= AUFGABENSTELLUNG A =
Gib aus den Datensätzen alles vom Anfang bis einschließlich der Zeile mit „battery-icon xyxy=(367,25,392,37)“ zeichengetreu wieder.

= VORGEGEBENER TEXT =
Marie Curie: Impressionen eines Forscherlebens
Marie Curie war die erste und einzige Frau, die je mit zwei Nobelpreisen ausgezeichnet wurde. Sie hatte kein einfaches Leben. Persönliche Schicksalsschläge und berufliche Probleme überschatteten immer wieder ihre grandiosen Erfolge – ein idealer Stoff für eine filmische Dramatisierung.
Marie Curie wurde als Marya Skłodowska am 7. November 1867 in Warschau geboren. Polen stand damals unter direkter russischer Herrschaft. Ihre Schule schloss sie als Jahrgangsbeste ab. Ab 1891 studierte sie in Paris an der Sorbonne Physik und Mathematik. Unter den rund 9000 Studenten einer der angesehensten Universitäten der Welt waren zu der Zeit weniger als 250 Frauen. Die meisten davon stammten wie Curie aus dem Ausland, denn das französische Bildungssystem für Mädchen war nicht auf ein Universitätsstudium ausgerichtet. Marie war nicht nur begabt, sondern auch ehrgeizig und fleißig. Sie schloss ihr Physikstudium als Beste ab. Es wurmte sie zeitlebens, dass ihr Mathematikexamen weniger gut ausfiel: Sie wurde nur Zweite ihres Jahrgangs. Von da an widmete sie ihr Leben der Forschung. Zusammen mit ihrem Mann Pierre Curie wies sie die vorher unbekannten radioaktiven Elemente Radium und Polonium nach und beschrieb in mehreren Veröffentlichungen deren Strahlung.

= AUFGABENSTELLUNG B =
Schreibe den Text über Marie Curie im Anschluss an seinen letzten Satz weiter.

= AUSZUG DATENSÄTZE =
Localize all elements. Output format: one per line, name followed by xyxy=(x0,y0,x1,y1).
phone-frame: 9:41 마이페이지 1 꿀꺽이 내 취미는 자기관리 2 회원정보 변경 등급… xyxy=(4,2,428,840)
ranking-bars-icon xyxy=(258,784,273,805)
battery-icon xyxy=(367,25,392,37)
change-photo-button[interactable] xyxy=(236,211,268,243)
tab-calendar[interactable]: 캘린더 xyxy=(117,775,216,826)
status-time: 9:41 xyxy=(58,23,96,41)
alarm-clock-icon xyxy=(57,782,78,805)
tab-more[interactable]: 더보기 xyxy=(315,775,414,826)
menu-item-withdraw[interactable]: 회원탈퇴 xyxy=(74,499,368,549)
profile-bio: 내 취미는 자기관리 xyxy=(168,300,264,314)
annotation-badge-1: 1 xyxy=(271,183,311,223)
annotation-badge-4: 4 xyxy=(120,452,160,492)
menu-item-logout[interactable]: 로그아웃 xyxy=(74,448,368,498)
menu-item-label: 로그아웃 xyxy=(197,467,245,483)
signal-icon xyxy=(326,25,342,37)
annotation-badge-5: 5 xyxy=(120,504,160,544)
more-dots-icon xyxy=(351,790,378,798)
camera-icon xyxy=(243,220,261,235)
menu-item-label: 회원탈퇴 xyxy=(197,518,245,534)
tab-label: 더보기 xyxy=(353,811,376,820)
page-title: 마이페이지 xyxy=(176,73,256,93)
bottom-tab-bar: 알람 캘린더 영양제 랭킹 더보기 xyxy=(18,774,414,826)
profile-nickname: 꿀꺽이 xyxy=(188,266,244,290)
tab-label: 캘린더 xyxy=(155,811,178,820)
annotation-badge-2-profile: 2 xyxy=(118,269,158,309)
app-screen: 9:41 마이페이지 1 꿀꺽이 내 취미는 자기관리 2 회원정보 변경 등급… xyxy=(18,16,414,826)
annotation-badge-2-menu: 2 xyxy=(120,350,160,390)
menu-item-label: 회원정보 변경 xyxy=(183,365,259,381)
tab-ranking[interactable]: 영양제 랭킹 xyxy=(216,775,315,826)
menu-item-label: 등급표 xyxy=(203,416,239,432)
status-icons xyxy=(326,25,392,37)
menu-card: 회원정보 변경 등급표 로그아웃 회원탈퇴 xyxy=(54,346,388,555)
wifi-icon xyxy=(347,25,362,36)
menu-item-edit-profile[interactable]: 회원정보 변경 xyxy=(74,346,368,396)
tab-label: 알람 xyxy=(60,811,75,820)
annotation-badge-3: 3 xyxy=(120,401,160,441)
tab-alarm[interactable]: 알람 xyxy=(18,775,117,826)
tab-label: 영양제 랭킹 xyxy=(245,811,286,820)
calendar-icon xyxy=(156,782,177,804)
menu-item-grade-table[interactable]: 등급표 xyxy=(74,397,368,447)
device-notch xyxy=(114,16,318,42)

= ERWARTETE ANTWORT A =
Localize all elements. Output format: one per line, name followed by xyxy=(x0,y0,x1,y1).
phone-frame: 9:41 마이페이지 1 꿀꺽이 내 취미는 자기관리 2 회원정보 변경 등급… xyxy=(4,2,428,840)
ranking-bars-icon xyxy=(258,784,273,805)
battery-icon xyxy=(367,25,392,37)

= ERWARTETE ANTWORT B =
Sie erfand auch den Begriff »Radioaktivität«. 1903 erhielt sie zusammen mit ihrem Ehemann und Henry Bequerel den Physik-Nobelpreis für die Beschreibung der spontanen Radioaktivität. Sie verlor ihren Ehemann bei einem Unfall im Jahr 1906. Durch den Umgang mit giftigen und radioaktiven Substanzen war die Gesundheit der beiden zu diesem Zeitpunkt bereits sehr schlecht. 1911 folgte der Chemie-Nobelpreis für die Entdeckung von Radium und Polonium, den sie mit niemandem teilen musste. Trotz ihres internationalen Ruhms verwehrte ihr die französische »Académie des Sciences« die Aufnahme. Eine Affäre mit ihrem verheirateten Kollegen Paul Langevin führte 1911 zu bösen Anfeindungen in der rechtsnationalen Presse Frankreichs.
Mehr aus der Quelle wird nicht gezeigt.